Description of the task:
Output solely the number of lines containing the string "Information".

Data supplied:
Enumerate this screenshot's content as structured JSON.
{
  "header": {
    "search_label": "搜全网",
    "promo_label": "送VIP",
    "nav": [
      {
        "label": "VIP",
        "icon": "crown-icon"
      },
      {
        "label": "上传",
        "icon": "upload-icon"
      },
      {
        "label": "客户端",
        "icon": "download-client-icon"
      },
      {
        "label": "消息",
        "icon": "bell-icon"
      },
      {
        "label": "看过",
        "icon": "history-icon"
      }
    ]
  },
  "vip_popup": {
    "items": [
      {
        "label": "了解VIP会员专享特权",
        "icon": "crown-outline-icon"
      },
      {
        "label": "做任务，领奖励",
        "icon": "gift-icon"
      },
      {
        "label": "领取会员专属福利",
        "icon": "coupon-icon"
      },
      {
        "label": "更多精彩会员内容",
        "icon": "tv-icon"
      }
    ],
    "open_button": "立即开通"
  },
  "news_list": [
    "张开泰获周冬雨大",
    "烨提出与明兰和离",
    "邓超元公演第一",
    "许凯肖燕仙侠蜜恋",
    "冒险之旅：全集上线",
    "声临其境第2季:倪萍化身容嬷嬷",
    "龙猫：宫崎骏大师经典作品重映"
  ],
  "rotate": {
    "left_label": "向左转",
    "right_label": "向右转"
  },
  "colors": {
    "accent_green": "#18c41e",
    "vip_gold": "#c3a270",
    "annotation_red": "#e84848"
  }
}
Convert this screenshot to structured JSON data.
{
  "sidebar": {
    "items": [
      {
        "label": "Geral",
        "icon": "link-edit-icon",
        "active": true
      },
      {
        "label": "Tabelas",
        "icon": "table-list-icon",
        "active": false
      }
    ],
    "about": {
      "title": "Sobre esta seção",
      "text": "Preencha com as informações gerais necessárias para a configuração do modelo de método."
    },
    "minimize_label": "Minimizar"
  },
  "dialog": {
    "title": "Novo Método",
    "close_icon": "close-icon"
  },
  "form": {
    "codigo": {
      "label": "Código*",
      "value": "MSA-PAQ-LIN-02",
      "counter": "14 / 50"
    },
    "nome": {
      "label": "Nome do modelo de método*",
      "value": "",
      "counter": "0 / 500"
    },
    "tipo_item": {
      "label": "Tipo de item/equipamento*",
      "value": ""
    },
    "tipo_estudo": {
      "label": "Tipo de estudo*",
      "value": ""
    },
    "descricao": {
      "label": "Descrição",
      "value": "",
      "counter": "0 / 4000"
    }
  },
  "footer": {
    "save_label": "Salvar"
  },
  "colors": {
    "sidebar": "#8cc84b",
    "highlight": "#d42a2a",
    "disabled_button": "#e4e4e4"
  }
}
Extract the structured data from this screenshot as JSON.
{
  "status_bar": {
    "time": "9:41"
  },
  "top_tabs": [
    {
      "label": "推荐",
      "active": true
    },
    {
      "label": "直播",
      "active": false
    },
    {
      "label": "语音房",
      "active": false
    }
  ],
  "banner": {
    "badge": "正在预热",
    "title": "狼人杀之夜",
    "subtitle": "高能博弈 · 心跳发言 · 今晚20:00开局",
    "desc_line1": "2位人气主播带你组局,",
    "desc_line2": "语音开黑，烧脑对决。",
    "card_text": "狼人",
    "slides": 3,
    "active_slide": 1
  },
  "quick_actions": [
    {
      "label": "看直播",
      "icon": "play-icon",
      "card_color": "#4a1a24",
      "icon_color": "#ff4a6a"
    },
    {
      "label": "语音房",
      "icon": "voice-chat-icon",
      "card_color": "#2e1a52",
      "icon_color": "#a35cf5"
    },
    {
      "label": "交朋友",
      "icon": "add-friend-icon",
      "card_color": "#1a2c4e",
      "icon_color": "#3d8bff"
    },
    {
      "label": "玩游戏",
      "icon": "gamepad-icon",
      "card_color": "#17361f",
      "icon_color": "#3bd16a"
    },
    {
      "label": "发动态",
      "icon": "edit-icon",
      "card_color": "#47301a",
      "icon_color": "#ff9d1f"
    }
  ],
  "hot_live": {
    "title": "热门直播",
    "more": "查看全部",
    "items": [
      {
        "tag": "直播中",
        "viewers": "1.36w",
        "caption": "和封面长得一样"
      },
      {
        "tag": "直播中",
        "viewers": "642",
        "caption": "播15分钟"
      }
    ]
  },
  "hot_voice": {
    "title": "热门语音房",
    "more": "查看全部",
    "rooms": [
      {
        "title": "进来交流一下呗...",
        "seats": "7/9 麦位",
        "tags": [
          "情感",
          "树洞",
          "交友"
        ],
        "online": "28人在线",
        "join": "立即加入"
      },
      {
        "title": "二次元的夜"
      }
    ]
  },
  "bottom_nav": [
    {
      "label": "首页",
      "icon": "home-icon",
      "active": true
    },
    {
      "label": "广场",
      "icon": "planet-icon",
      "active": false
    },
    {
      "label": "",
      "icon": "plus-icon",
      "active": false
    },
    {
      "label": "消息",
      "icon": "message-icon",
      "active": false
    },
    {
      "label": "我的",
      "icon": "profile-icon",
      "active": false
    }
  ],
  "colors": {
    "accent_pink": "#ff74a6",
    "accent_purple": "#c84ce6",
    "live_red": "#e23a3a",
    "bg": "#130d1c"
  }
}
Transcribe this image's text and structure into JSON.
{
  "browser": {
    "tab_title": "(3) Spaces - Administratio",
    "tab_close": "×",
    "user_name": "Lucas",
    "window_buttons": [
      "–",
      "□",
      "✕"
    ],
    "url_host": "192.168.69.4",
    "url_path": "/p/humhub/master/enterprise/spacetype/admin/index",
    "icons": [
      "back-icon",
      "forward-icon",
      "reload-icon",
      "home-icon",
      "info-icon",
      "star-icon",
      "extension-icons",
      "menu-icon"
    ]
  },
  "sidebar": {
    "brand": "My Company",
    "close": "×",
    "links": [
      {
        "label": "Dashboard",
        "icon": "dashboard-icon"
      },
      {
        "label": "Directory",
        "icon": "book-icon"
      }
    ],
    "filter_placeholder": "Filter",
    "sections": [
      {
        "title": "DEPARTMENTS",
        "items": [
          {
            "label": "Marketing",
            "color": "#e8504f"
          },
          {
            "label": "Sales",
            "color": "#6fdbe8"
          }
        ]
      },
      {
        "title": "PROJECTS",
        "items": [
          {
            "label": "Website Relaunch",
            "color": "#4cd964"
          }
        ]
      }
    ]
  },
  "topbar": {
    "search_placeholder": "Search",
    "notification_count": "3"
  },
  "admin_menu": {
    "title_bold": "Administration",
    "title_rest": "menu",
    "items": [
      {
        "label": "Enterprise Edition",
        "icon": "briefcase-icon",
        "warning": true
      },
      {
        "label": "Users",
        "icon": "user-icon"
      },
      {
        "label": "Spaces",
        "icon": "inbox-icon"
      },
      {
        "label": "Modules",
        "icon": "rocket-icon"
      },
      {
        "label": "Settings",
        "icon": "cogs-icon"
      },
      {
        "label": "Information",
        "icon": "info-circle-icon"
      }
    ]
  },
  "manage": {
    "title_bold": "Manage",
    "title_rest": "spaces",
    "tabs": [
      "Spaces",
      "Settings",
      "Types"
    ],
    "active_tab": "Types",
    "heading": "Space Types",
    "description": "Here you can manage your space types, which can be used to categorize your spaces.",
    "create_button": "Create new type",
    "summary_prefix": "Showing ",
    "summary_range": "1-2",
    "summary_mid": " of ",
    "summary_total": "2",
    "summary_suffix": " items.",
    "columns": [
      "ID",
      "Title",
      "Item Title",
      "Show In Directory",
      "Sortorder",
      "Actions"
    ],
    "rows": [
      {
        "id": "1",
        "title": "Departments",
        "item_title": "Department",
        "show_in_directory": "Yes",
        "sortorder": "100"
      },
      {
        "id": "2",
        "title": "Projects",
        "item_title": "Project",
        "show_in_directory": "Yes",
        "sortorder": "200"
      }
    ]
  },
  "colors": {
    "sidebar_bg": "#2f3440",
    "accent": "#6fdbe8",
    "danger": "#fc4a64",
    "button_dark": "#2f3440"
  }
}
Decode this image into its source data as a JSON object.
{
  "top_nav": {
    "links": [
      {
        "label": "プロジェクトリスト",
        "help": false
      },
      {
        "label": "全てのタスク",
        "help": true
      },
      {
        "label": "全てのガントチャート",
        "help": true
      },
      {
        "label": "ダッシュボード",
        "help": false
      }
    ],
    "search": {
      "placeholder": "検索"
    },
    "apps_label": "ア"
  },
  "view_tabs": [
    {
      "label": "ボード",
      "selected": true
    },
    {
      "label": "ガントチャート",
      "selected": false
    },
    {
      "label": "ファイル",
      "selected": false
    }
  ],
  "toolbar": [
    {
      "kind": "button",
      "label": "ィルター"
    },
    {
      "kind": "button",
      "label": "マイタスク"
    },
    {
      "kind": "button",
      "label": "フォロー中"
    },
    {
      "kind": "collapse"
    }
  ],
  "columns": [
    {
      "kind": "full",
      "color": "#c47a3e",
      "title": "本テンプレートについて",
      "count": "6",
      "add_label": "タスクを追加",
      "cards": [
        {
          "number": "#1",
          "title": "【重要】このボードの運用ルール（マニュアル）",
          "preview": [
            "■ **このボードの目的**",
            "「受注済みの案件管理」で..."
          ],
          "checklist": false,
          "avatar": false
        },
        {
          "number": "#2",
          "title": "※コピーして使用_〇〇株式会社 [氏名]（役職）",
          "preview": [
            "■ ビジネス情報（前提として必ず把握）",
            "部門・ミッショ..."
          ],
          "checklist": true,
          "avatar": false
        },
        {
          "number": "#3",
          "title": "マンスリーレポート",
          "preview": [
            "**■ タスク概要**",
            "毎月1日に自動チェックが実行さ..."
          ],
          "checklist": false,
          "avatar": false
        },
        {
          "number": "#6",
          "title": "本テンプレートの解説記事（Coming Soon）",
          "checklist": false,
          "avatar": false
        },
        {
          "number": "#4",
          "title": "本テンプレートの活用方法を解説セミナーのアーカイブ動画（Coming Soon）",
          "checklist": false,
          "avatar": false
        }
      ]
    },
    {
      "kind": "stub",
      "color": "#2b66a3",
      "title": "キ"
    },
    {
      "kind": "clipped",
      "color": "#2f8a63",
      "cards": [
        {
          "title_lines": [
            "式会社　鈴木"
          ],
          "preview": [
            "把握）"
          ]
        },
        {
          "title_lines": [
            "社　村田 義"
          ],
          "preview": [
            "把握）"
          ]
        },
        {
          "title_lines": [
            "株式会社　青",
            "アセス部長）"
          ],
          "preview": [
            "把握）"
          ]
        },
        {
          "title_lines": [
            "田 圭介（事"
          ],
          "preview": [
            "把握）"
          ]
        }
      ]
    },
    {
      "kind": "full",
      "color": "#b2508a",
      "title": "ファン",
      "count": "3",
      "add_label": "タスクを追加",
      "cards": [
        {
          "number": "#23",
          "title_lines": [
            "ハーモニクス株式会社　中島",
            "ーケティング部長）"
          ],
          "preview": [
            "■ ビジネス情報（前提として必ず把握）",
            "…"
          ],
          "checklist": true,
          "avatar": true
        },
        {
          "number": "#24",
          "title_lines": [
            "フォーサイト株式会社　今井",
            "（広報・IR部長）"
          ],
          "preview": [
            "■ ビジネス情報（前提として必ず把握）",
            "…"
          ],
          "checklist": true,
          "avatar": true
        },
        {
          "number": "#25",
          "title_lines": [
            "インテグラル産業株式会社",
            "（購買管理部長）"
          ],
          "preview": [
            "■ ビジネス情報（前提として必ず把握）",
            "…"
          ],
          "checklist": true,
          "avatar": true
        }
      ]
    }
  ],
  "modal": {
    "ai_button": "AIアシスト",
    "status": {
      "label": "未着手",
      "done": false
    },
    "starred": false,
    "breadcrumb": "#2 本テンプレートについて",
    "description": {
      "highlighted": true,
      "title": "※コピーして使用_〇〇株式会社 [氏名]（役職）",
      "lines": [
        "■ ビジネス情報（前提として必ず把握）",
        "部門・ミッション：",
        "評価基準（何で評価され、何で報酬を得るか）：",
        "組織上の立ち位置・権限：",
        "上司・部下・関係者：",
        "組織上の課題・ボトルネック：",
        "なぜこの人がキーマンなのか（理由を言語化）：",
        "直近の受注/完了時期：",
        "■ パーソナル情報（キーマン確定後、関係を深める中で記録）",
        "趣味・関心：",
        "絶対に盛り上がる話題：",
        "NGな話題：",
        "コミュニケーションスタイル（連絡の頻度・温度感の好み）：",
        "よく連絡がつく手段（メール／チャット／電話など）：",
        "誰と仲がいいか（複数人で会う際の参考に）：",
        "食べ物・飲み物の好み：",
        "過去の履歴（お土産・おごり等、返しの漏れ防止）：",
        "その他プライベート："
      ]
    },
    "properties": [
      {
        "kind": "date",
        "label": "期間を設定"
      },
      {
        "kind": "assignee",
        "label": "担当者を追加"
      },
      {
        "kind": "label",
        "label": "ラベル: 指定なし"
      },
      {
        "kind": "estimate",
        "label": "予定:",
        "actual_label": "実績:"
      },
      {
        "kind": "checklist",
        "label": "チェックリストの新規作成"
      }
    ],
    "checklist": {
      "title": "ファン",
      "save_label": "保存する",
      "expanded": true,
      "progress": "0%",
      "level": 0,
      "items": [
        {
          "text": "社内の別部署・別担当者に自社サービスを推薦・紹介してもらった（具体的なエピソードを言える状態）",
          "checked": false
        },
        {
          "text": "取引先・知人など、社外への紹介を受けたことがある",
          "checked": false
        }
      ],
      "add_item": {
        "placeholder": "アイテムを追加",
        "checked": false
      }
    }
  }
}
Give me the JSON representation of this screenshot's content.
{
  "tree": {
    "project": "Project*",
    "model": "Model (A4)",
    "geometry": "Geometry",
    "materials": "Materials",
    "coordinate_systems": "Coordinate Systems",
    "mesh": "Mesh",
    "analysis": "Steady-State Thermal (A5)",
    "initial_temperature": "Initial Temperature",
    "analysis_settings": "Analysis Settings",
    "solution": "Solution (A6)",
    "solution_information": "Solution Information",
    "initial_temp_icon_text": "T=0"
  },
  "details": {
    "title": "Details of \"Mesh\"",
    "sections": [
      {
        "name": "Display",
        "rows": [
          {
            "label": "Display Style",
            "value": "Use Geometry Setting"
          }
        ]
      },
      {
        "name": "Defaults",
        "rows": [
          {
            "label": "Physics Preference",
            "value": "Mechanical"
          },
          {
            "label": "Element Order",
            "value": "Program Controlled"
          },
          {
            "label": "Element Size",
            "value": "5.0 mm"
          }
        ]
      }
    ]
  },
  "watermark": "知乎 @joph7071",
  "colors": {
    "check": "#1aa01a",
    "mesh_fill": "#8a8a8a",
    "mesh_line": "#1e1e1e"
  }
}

Full answer:
2